Repeat each line exactly, leaving nothing out.

══════════════════════════════

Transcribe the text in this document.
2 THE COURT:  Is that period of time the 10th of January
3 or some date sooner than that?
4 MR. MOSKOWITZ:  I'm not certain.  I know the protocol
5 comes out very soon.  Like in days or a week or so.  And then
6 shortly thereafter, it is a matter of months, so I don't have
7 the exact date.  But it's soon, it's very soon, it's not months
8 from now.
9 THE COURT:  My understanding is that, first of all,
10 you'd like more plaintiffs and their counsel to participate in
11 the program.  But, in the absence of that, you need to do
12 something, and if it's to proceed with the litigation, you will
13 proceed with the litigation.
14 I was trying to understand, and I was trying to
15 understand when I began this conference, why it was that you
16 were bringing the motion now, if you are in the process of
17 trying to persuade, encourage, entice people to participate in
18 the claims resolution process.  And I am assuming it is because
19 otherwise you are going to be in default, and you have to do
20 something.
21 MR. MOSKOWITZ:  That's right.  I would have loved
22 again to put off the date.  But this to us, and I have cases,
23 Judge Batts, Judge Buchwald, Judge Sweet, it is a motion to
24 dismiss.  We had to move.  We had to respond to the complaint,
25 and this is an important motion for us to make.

══════════════════════════════

- **Written answer**:
Transcribe the text in this document.
2 THE COURT:  Is that period of time the 10th of January
3 or some date sooner than that?
4 MR. MOSKOWITZ:  I'm not certain.  I know the protocol
5 comes out very soon.  Like in days or a week or so.  And then
6 shortly thereafter, it is a matter of months, so I don't have
7 the exact date.  But it's soon, it's very soon, it's not months
8 from now.
9 THE COURT:  My understanding is that, first of all,
10 you'd like more plaintiffs and their counsel to participate in
11 the program.  But, in the absence of that, you need to do
12 something, and if it's to proceed with the litigation, you will
13 proceed with the litigation.
14 I was trying to understand, and I was trying to
15 understand when I began this conference, why it was that you
16 were bringing the motion now, if you are in the process of
17 trying to persuade, encourage, entice people to participate in
18 the claims resolution process.  And I am assuming it is because
19 otherwise you are going to be in default, and you have to do
20 something.
21 MR. MOSKOWITZ:  That's right.  I would have loved
22 again to put off the date.  But this to us, and I have cases,
23 Judge Batts, Judge Buchwald, Judge Sweet, it is a motion to
24 dismiss.  We had to move.  We had to respond to the complaint,
25 and this is an important motion for us to make.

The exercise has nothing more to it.